DATA LINES:
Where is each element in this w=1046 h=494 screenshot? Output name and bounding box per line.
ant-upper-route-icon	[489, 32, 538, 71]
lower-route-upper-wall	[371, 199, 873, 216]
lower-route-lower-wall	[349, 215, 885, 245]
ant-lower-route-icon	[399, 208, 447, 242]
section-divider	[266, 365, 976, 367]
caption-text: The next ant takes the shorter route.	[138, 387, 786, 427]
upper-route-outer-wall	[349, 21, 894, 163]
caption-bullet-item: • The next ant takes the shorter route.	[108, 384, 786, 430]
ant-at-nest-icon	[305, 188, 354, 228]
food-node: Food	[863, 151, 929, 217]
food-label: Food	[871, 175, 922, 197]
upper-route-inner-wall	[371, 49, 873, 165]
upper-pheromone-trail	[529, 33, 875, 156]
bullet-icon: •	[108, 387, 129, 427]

EXERCISE OBJECTIVE:
Update the lines above so that "shorter route" becomes "longer route" everywhere it occurs, keeping everything else the same.

SOLUTION TO THE EXERCISE:
Where is each element in this w=1046 h=494 screenshot? Output name and bounding box per line.
ant-upper-route-icon	[489, 32, 538, 71]
lower-route-upper-wall	[371, 199, 873, 216]
lower-route-lower-wall	[349, 215, 885, 245]
ant-lower-route-icon	[399, 208, 447, 242]
section-divider	[266, 365, 976, 367]
caption-text: The next ant takes the longer route.	[138, 387, 786, 427]
upper-route-outer-wall	[349, 21, 894, 163]
caption-bullet-item: • The next ant takes the longer route.	[108, 384, 786, 430]
ant-at-nest-icon	[305, 188, 354, 228]
food-node: Food	[863, 151, 929, 217]
food-label: Food	[871, 175, 922, 197]
upper-route-inner-wall	[371, 49, 873, 165]
upper-pheromone-trail	[529, 33, 875, 156]
bullet-icon: •	[108, 387, 129, 427]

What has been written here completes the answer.